→ **OBJECTIVE**: Look through the listing and locate every line containing the word "ubicada"; copy those lines.

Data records
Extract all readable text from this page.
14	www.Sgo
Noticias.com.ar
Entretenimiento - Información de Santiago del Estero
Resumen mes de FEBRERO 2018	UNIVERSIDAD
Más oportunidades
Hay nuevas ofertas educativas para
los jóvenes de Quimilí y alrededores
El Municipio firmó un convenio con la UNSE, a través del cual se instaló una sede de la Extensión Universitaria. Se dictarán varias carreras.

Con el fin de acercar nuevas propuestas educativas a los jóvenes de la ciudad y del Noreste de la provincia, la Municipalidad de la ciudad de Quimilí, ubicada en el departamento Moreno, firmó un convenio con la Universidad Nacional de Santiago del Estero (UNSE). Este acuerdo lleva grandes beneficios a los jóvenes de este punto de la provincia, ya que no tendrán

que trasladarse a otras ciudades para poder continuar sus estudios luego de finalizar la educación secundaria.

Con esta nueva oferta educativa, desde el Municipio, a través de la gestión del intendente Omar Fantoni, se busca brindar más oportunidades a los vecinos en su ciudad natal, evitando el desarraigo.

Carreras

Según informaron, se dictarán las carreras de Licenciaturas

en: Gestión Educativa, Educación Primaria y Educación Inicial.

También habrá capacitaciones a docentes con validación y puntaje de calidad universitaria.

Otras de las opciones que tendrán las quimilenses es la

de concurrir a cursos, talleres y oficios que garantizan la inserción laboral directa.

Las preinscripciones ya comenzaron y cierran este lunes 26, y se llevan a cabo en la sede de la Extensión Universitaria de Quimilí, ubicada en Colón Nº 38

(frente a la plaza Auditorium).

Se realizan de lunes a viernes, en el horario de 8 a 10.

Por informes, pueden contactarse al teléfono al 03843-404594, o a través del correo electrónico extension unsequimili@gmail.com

--

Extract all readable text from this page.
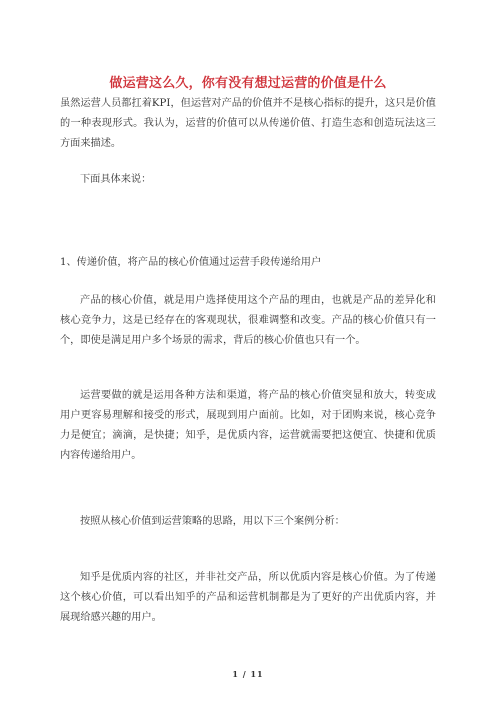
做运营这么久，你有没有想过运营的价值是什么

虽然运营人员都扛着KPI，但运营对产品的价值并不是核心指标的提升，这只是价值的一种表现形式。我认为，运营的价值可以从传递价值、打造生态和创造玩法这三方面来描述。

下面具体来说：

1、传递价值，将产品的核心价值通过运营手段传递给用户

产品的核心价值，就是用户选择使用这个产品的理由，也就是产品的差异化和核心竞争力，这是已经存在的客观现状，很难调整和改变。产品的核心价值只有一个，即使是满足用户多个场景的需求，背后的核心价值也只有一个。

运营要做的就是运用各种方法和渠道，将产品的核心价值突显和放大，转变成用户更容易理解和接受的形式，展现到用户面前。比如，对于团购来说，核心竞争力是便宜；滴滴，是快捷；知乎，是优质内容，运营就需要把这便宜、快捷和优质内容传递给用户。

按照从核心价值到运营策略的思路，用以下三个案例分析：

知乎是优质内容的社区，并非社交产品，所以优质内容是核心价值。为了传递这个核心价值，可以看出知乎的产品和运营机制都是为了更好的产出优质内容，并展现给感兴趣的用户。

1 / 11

==

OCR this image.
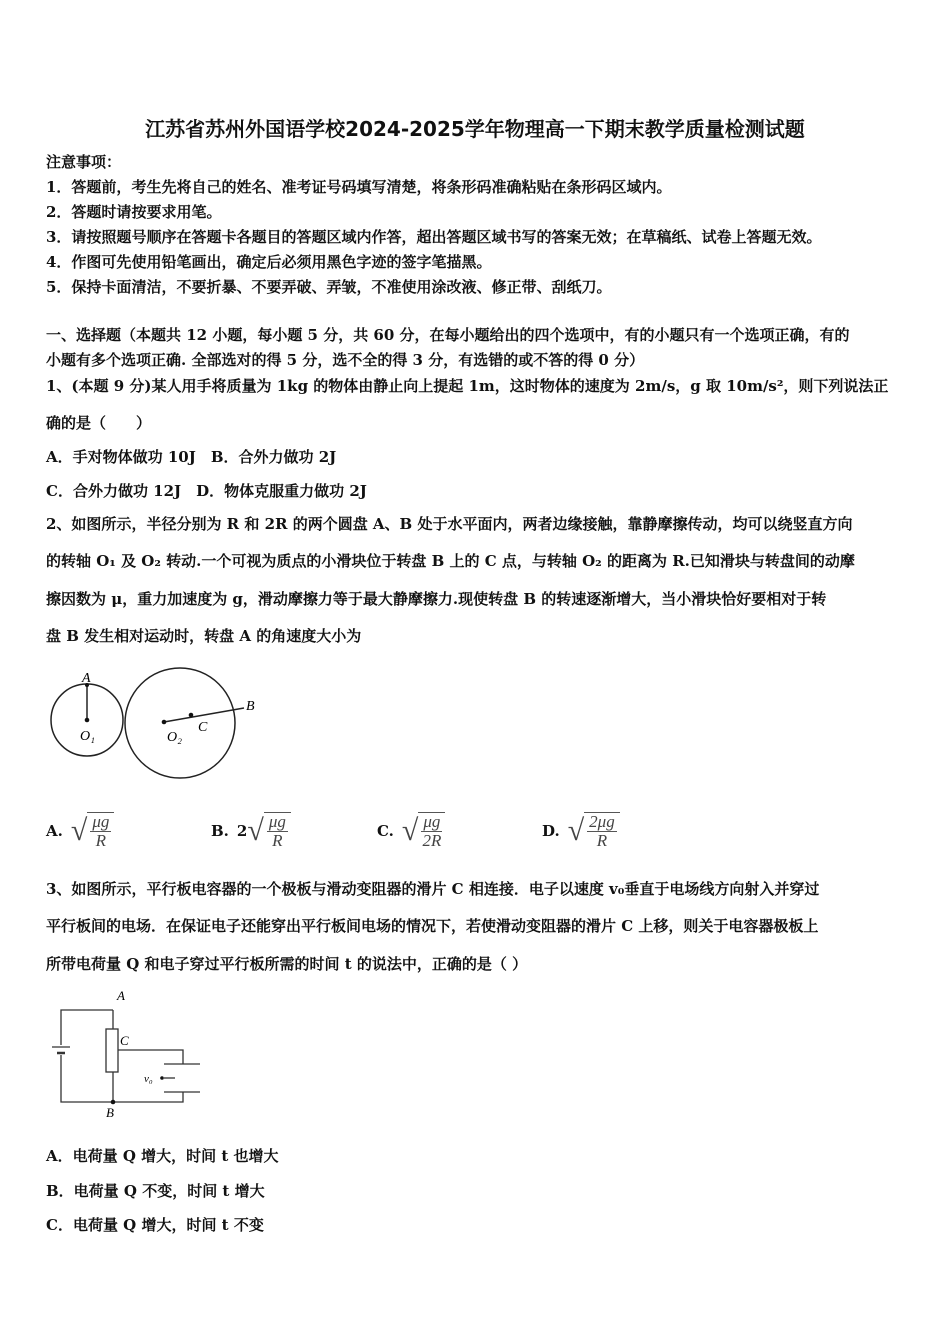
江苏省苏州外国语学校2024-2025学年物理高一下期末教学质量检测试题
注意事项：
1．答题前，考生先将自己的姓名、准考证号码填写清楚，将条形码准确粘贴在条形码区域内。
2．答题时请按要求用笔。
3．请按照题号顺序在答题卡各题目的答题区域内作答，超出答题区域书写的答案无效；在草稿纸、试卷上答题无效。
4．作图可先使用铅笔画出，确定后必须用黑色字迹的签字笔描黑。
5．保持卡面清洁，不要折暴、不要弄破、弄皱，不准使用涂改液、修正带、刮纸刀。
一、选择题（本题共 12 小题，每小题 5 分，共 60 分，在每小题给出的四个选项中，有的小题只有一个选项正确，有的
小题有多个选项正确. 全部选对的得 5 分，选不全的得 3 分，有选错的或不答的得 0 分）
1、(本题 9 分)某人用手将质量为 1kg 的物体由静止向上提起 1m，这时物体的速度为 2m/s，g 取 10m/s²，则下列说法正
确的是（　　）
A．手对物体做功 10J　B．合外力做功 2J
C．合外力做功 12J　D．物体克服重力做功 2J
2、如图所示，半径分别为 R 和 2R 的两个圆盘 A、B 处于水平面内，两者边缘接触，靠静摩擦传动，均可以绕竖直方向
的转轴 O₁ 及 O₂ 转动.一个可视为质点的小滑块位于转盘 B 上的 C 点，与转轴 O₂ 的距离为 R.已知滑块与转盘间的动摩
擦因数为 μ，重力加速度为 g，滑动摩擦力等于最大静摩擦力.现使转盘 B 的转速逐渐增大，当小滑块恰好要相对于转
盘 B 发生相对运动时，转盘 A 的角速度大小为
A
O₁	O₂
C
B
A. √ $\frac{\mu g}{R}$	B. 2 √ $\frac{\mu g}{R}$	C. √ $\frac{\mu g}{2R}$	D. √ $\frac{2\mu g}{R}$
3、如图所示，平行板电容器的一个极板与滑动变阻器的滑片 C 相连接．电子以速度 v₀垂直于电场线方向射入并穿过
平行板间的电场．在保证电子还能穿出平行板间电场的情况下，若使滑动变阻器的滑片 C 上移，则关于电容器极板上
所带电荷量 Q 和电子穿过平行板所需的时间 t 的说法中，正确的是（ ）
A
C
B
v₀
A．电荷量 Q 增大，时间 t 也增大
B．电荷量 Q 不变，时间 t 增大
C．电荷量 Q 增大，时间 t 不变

→ **TASK RESULT**:
Con el fin de acercar nuevas propuestas educativas a los jóvenes de la ciudad y del Noreste de la provincia, la Municipalidad de la ciudad de Quimilí, ubicada en el departamento Moreno, firmó un convenio con la Universidad Nacional de Santiago del Estero (UNSE). Este acuerdo lleva grandes beneficios a los jóvenes de este punto de la provincia, ya que no tendrán
Las preinscripciones ya comenzaron y cierran este lunes 26, y se llevan a cabo en la sede de la Extensión Universitaria de Quimilí, ubicada en Colón Nº 38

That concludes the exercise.